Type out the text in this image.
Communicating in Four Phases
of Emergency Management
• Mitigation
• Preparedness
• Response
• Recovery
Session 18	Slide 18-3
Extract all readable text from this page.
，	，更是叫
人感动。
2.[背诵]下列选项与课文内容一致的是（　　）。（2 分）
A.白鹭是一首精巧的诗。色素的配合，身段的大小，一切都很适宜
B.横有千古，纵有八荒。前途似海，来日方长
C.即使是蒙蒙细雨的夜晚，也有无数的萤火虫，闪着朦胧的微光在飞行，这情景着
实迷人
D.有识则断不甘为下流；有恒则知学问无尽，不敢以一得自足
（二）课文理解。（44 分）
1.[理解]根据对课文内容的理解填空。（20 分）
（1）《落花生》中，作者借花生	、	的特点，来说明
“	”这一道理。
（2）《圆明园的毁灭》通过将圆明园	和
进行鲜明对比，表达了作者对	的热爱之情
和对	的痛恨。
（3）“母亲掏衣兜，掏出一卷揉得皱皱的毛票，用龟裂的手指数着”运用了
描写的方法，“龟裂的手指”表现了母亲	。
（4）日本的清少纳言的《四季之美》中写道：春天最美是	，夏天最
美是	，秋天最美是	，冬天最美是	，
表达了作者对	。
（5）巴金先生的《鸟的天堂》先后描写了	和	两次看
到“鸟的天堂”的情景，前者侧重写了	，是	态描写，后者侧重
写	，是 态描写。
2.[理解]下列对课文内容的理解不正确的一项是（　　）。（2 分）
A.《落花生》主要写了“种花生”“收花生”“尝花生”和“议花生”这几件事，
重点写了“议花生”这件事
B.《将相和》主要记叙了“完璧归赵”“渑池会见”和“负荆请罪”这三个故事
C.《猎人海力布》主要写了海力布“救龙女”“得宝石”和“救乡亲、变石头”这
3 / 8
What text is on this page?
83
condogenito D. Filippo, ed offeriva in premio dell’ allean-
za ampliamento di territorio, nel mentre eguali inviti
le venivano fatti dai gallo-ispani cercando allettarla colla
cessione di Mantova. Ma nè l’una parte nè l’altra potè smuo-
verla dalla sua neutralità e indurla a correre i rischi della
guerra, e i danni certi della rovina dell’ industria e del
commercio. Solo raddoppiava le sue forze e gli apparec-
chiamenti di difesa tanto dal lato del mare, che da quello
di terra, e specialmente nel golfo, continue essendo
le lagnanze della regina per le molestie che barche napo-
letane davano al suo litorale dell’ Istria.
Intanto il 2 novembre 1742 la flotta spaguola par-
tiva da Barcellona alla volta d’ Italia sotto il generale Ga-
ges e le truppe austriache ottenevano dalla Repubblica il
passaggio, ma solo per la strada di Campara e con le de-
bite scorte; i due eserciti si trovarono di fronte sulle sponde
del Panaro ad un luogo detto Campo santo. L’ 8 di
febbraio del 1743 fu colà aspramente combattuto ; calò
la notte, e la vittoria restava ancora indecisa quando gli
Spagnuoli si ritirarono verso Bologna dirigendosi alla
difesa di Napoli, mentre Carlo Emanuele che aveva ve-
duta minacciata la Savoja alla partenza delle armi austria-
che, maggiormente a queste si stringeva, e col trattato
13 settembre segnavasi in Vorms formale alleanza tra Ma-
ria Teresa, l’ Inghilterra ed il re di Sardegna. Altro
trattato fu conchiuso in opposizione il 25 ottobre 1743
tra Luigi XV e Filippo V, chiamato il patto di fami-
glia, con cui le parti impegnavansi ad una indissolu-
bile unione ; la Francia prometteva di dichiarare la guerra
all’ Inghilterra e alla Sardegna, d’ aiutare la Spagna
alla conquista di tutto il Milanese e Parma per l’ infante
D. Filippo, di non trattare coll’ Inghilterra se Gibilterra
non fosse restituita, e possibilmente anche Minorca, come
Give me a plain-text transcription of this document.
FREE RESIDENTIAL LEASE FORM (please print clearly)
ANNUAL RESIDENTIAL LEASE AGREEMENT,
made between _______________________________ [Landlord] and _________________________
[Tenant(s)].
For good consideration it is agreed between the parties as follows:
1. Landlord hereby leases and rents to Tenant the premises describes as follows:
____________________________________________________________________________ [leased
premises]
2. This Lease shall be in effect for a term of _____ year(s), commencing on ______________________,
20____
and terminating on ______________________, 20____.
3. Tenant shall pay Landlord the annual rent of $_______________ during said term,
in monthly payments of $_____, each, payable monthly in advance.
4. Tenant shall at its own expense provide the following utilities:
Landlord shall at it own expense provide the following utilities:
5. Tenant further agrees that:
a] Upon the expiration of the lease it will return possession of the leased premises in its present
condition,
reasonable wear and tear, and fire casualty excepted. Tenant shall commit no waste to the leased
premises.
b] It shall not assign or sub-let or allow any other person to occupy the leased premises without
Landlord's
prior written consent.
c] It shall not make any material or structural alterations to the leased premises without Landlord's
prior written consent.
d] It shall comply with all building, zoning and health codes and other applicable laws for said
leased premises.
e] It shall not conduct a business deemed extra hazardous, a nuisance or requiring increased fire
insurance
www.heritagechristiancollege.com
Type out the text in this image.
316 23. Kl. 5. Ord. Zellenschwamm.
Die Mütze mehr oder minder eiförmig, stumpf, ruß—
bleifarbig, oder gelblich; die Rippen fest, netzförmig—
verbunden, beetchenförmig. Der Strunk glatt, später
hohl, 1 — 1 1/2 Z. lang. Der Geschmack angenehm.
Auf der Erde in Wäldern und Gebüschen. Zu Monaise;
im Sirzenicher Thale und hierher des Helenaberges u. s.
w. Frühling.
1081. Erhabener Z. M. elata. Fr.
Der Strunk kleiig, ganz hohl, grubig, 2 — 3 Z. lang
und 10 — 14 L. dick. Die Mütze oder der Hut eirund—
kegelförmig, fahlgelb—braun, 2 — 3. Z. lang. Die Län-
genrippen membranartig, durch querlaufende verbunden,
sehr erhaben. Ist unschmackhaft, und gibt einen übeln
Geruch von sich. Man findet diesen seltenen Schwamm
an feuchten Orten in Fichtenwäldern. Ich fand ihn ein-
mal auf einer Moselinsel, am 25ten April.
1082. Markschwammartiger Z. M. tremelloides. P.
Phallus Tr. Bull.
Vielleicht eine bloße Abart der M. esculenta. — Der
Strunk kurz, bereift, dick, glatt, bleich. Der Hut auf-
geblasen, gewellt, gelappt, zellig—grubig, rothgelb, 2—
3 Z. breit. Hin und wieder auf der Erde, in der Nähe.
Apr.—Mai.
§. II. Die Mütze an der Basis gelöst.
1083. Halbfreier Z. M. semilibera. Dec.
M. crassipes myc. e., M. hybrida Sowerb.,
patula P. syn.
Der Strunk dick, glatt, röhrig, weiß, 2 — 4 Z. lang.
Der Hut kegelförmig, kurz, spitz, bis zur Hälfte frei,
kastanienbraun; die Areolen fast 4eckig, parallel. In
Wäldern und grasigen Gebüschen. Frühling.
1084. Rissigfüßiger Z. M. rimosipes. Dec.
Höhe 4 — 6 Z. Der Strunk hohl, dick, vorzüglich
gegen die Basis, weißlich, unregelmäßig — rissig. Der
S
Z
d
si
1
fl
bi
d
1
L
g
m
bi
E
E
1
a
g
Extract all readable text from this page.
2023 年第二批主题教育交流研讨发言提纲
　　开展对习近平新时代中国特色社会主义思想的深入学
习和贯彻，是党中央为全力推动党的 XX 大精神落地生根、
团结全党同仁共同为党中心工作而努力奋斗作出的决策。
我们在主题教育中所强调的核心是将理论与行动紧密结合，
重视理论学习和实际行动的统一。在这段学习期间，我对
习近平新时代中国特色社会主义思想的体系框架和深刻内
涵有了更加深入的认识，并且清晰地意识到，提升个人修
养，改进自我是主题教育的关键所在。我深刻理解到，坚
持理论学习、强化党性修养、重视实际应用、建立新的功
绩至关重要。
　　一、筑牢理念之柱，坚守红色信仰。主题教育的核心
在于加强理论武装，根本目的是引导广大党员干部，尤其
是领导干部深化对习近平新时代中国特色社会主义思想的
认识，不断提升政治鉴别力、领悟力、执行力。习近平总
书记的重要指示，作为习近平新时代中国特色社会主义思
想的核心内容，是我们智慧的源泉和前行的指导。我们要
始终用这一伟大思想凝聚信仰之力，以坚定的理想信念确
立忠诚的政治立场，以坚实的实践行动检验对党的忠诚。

---*---

Where a line in the material above holds "glatt", copy that line.

verbunden, beetchenförmig. Der Strunk glatt, später
Strunk kurz, bereift, dick, glatt, bleich. Der Hut auf-
Der Strunk dick, glatt, röhrig, weiß, 2 — 4 Z. lang.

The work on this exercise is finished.